▶ **WHAT IS BEING ASKED**: Gather each of the lines below that contains the string "this" and copy it in full. Matches must agree in case.

▶ **EXERCISE MATERIALS**:
============================================================

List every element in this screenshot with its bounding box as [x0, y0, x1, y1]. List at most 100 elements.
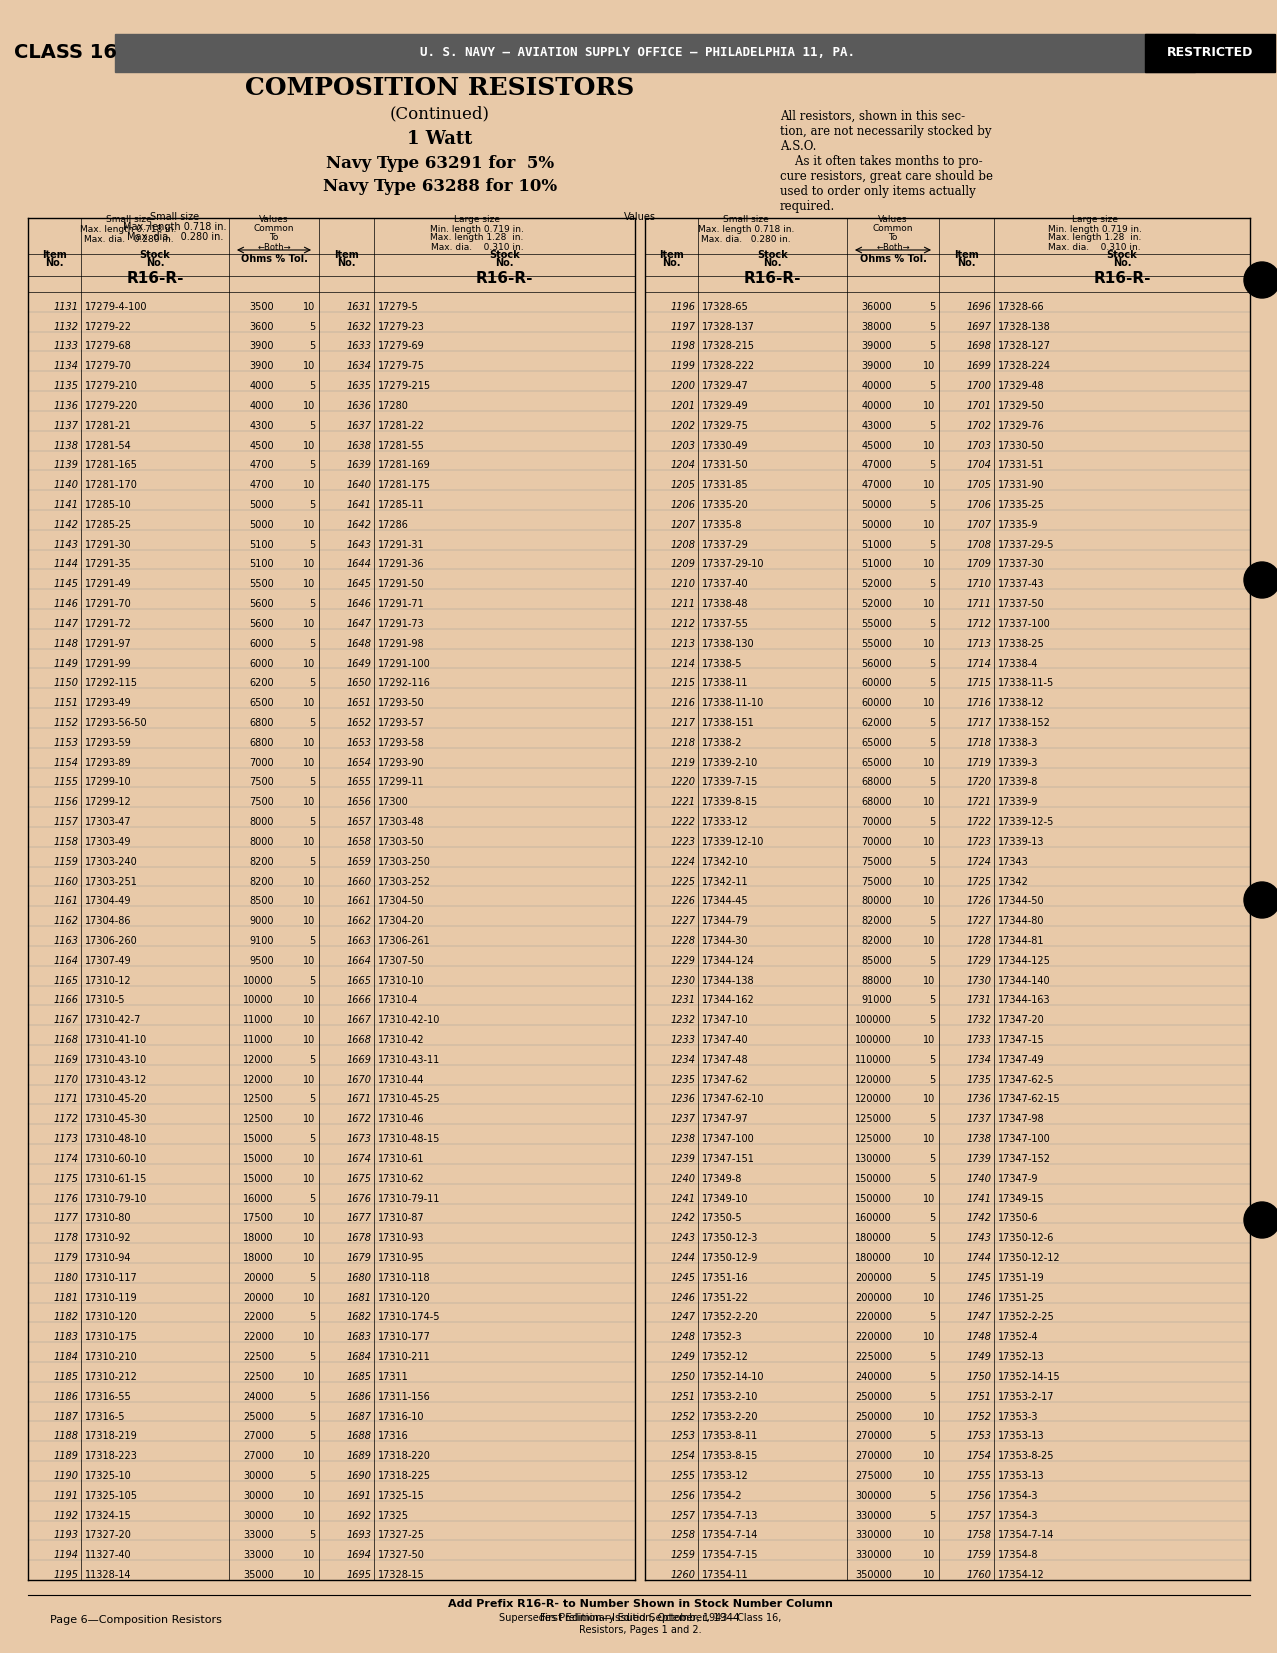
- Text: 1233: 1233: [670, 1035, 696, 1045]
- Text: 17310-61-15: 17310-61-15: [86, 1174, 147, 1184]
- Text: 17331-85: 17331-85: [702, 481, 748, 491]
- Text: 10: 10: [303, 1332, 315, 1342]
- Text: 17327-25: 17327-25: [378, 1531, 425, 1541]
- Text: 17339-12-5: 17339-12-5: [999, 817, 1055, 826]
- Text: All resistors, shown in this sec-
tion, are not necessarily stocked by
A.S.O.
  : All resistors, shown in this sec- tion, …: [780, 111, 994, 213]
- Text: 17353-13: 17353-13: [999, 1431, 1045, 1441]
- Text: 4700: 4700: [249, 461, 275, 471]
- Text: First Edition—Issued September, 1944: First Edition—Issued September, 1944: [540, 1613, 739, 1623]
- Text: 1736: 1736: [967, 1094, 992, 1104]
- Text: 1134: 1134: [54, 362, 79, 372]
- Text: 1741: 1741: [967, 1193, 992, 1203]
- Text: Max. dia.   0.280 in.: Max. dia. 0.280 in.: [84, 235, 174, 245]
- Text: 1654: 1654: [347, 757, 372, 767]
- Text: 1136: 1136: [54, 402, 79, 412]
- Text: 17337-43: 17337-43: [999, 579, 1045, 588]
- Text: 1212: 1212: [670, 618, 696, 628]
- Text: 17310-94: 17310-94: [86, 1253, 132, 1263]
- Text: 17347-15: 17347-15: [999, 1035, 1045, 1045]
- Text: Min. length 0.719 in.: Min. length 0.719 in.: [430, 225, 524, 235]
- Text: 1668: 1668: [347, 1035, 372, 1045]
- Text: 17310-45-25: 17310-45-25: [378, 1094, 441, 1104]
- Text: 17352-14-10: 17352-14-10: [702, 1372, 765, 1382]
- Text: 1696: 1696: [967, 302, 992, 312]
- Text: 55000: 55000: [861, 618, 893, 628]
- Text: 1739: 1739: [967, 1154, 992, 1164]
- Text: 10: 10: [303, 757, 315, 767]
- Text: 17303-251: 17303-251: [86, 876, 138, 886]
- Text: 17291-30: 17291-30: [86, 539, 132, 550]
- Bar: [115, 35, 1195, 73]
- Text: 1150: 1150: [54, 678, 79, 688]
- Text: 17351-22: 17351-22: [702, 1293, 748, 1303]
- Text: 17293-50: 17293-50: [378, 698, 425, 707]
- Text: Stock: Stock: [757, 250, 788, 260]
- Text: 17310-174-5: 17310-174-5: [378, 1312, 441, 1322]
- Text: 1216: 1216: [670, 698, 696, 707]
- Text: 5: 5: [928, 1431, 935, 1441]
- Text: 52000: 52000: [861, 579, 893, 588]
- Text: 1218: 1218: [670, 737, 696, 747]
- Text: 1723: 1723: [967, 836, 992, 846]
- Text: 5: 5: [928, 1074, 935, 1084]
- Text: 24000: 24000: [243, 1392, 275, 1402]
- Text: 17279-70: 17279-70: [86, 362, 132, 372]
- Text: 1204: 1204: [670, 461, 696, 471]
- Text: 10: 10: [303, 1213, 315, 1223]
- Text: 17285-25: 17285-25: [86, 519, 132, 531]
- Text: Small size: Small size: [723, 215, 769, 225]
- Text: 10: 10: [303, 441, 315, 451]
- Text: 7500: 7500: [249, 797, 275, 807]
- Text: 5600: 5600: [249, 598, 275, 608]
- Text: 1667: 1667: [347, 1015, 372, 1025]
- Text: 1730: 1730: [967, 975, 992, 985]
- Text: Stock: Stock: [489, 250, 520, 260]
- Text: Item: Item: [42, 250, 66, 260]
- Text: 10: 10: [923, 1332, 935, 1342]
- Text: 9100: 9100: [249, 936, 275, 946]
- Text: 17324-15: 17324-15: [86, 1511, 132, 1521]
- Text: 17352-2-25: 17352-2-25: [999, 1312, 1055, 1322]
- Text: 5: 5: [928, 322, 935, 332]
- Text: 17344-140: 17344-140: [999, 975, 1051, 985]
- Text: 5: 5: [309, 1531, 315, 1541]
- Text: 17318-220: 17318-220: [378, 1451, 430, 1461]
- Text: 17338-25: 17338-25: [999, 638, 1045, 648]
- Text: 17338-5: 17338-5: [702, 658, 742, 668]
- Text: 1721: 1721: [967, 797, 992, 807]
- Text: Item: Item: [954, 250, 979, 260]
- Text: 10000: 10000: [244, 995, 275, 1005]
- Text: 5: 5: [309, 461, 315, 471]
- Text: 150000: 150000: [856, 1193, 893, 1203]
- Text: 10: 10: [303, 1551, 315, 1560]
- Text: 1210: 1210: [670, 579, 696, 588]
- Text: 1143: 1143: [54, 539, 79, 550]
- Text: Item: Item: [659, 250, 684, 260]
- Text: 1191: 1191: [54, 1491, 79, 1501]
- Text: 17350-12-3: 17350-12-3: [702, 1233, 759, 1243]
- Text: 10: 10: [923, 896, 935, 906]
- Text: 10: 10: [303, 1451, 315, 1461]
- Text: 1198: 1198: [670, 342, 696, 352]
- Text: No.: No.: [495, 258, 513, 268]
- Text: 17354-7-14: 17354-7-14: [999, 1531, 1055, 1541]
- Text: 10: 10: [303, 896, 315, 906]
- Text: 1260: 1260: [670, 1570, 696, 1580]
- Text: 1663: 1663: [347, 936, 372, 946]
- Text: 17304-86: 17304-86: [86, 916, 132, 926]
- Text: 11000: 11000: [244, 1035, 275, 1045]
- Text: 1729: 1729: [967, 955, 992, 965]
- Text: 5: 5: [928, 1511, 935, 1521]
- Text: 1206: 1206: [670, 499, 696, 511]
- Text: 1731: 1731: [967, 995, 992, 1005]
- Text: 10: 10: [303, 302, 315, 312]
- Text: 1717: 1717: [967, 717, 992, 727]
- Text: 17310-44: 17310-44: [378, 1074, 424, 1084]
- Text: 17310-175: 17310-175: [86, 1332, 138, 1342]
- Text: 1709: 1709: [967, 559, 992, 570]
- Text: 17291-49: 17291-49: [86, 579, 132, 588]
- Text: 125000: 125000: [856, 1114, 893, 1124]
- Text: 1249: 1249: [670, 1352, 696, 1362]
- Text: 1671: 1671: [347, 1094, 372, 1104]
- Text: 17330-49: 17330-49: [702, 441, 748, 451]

============================================================

▶ **FINISHED EXERCISE**:
List every element in this screenshot with its bounding box as [x0, y0, x1, y1]. List at most 100 elements.
- Text: All resistors, shown in this sec-
  : All resistors, shown in this sec- tion, …: [780, 111, 994, 213]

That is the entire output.